DATA SUPPLIED:
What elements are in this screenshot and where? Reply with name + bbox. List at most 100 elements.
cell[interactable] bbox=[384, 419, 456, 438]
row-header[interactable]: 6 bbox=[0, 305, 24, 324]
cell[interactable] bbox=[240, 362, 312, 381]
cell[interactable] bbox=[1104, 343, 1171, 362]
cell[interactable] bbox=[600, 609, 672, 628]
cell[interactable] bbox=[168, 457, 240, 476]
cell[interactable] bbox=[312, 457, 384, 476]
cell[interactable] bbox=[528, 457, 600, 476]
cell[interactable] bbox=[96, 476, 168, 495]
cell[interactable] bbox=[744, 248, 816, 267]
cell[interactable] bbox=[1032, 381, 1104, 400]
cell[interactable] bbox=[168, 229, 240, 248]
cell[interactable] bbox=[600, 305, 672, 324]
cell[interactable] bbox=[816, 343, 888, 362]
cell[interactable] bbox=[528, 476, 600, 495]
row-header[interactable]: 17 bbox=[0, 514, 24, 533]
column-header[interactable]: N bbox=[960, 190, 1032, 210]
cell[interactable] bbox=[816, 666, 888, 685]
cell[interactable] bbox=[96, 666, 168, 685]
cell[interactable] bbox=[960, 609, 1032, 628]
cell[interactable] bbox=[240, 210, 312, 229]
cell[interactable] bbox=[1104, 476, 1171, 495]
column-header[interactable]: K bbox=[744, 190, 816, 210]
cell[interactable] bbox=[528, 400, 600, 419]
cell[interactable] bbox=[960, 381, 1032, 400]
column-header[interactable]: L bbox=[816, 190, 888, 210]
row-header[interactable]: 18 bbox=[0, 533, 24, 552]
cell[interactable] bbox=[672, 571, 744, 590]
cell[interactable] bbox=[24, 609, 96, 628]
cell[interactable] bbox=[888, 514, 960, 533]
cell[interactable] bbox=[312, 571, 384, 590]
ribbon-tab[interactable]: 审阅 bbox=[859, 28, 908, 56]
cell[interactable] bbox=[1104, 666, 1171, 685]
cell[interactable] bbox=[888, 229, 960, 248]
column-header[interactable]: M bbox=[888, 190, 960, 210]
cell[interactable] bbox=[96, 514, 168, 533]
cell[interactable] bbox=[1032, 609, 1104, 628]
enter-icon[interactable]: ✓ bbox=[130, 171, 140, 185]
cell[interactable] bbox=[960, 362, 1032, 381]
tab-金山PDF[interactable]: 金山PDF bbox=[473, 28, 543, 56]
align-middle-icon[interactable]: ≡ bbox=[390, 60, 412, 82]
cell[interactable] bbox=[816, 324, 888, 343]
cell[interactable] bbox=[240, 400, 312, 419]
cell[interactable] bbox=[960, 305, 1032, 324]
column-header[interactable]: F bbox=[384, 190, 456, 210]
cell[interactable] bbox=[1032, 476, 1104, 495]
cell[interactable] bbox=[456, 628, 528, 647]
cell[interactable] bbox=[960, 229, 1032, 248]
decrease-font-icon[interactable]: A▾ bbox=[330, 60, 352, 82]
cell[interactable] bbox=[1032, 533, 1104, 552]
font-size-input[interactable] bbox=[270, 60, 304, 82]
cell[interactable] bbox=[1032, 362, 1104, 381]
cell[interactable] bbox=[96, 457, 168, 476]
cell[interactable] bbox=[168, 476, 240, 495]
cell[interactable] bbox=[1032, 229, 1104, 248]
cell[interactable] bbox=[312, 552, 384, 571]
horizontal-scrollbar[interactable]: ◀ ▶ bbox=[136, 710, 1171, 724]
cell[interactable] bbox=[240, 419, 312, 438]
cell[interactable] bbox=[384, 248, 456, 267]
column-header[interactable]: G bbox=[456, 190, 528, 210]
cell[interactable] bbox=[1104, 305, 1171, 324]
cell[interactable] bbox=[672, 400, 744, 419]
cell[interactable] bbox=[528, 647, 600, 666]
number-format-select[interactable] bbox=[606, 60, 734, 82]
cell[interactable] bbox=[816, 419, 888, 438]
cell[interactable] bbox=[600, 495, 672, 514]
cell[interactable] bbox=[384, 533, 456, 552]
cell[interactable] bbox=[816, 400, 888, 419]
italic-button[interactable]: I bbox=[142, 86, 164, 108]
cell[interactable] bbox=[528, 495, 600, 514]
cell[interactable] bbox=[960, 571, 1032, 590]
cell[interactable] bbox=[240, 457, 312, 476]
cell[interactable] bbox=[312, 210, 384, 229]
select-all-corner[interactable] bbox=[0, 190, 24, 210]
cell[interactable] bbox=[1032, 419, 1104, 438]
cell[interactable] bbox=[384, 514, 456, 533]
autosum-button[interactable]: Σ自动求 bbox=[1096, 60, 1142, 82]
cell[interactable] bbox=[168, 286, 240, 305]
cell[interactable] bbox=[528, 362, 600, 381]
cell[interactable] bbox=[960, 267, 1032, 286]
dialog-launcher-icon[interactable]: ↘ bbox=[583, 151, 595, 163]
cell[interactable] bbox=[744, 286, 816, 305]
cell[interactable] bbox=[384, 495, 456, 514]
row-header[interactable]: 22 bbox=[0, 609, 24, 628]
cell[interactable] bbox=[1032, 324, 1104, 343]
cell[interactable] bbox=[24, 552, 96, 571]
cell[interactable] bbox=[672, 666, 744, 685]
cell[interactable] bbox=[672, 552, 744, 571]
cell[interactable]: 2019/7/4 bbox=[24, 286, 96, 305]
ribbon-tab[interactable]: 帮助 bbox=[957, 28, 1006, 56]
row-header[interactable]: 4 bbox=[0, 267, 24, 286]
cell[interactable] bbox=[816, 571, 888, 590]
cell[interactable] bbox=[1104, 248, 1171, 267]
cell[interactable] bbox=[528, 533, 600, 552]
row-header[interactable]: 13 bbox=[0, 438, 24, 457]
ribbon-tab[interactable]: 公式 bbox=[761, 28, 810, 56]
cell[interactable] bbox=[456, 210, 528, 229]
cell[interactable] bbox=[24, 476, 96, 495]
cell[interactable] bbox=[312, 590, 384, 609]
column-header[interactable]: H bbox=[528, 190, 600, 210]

SHORT EXERCISE: Copy every item above word for word, leaving none out.

EXPECTED ANSWER:
What elements are in this screenshot and where? Reply with name + bbox. List at most 100 elements.
cell[interactable] bbox=[384, 419, 456, 438]
row-header[interactable]: 6 bbox=[0, 305, 24, 324]
cell[interactable] bbox=[240, 362, 312, 381]
cell[interactable] bbox=[1104, 343, 1171, 362]
cell[interactable] bbox=[600, 609, 672, 628]
cell[interactable] bbox=[168, 457, 240, 476]
cell[interactable] bbox=[312, 457, 384, 476]
cell[interactable] bbox=[528, 457, 600, 476]
cell[interactable] bbox=[96, 476, 168, 495]
cell[interactable] bbox=[744, 248, 816, 267]
cell[interactable] bbox=[1032, 381, 1104, 400]
cell[interactable] bbox=[168, 229, 240, 248]
cell[interactable] bbox=[600, 305, 672, 324]
cell[interactable] bbox=[816, 343, 888, 362]
cell[interactable] bbox=[528, 476, 600, 495]
row-header[interactable]: 17 bbox=[0, 514, 24, 533]
column-header[interactable]: N bbox=[960, 190, 1032, 210]
cell[interactable] bbox=[816, 666, 888, 685]
cell[interactable] bbox=[96, 666, 168, 685]
cell[interactable] bbox=[960, 609, 1032, 628]
cell[interactable] bbox=[240, 210, 312, 229]
cell[interactable] bbox=[1104, 476, 1171, 495]
column-header[interactable]: K bbox=[744, 190, 816, 210]
cell[interactable] bbox=[528, 400, 600, 419]
cell[interactable] bbox=[960, 381, 1032, 400]
column-header[interactable]: L bbox=[816, 190, 888, 210]
row-header[interactable]: 18 bbox=[0, 533, 24, 552]
cell[interactable] bbox=[672, 571, 744, 590]
cell[interactable] bbox=[24, 609, 96, 628]
cell[interactable] bbox=[888, 514, 960, 533]
cell[interactable] bbox=[312, 571, 384, 590]
ribbon-tab[interactable]: 审阅 bbox=[859, 28, 908, 56]
cell[interactable] bbox=[1104, 666, 1171, 685]
cell[interactable] bbox=[888, 229, 960, 248]
column-header[interactable]: M bbox=[888, 190, 960, 210]
cell[interactable] bbox=[96, 514, 168, 533]
cell[interactable] bbox=[1032, 609, 1104, 628]
enter-icon[interactable]: ✓ bbox=[130, 171, 140, 185]
cell[interactable] bbox=[960, 362, 1032, 381]
tab-金山PDF[interactable]: 金山PDF bbox=[473, 28, 543, 56]
align-middle-icon[interactable]: ≡ bbox=[390, 60, 412, 82]
cell[interactable] bbox=[816, 324, 888, 343]
cell[interactable] bbox=[240, 400, 312, 419]
cell[interactable] bbox=[960, 305, 1032, 324]
column-header[interactable]: F bbox=[384, 190, 456, 210]
cell[interactable] bbox=[1032, 476, 1104, 495]
cell[interactable] bbox=[456, 628, 528, 647]
cell[interactable] bbox=[960, 229, 1032, 248]
decrease-font-icon[interactable]: A▾ bbox=[330, 60, 352, 82]
cell[interactable] bbox=[1032, 533, 1104, 552]
font-size-input[interactable] bbox=[270, 60, 304, 82]
cell[interactable] bbox=[1032, 362, 1104, 381]
cell[interactable] bbox=[96, 457, 168, 476]
cell[interactable] bbox=[168, 476, 240, 495]
cell[interactable] bbox=[1032, 229, 1104, 248]
cell[interactable] bbox=[312, 552, 384, 571]
horizontal-scrollbar[interactable]: ◀ ▶ bbox=[136, 710, 1171, 724]
cell[interactable] bbox=[240, 419, 312, 438]
cell[interactable] bbox=[384, 248, 456, 267]
column-header[interactable]: G bbox=[456, 190, 528, 210]
cell[interactable] bbox=[1104, 305, 1171, 324]
cell[interactable] bbox=[672, 400, 744, 419]
cell[interactable] bbox=[528, 647, 600, 666]
number-format-select[interactable] bbox=[606, 60, 734, 82]
cell[interactable] bbox=[816, 419, 888, 438]
cell[interactable] bbox=[600, 495, 672, 514]
cell[interactable] bbox=[384, 533, 456, 552]
cell[interactable] bbox=[816, 400, 888, 419]
italic-button[interactable]: I bbox=[142, 86, 164, 108]
cell[interactable] bbox=[528, 495, 600, 514]
cell[interactable] bbox=[960, 571, 1032, 590]
cell[interactable] bbox=[240, 457, 312, 476]
cell[interactable] bbox=[312, 210, 384, 229]
select-all-corner[interactable] bbox=[0, 190, 24, 210]
cell[interactable] bbox=[1032, 419, 1104, 438]
cell[interactable] bbox=[384, 514, 456, 533]
autosum-button[interactable]: Σ自动求 bbox=[1096, 60, 1142, 82]
cell[interactable] bbox=[168, 286, 240, 305]
cell[interactable] bbox=[528, 362, 600, 381]
cell[interactable] bbox=[960, 267, 1032, 286]
dialog-launcher-icon[interactable]: ↘ bbox=[583, 151, 595, 163]
cell[interactable] bbox=[744, 286, 816, 305]
cell[interactable] bbox=[384, 495, 456, 514]
row-header[interactable]: 22 bbox=[0, 609, 24, 628]
cell[interactable] bbox=[1032, 324, 1104, 343]
cell[interactable] bbox=[24, 552, 96, 571]
cell[interactable] bbox=[672, 666, 744, 685]
cell[interactable] bbox=[672, 552, 744, 571]
cell[interactable]: 2019/7/4 bbox=[24, 286, 96, 305]
ribbon-tab[interactable]: 帮助 bbox=[957, 28, 1006, 56]
row-header[interactable]: 4 bbox=[0, 267, 24, 286]
cell[interactable] bbox=[816, 571, 888, 590]
cell[interactable] bbox=[1104, 248, 1171, 267]
cell[interactable] bbox=[528, 533, 600, 552]
row-header[interactable]: 13 bbox=[0, 438, 24, 457]
ribbon-tab[interactable]: 公式 bbox=[761, 28, 810, 56]
cell[interactable] bbox=[456, 210, 528, 229]
cell[interactable] bbox=[24, 476, 96, 495]
cell[interactable] bbox=[312, 590, 384, 609]
column-header[interactable]: H bbox=[528, 190, 600, 210]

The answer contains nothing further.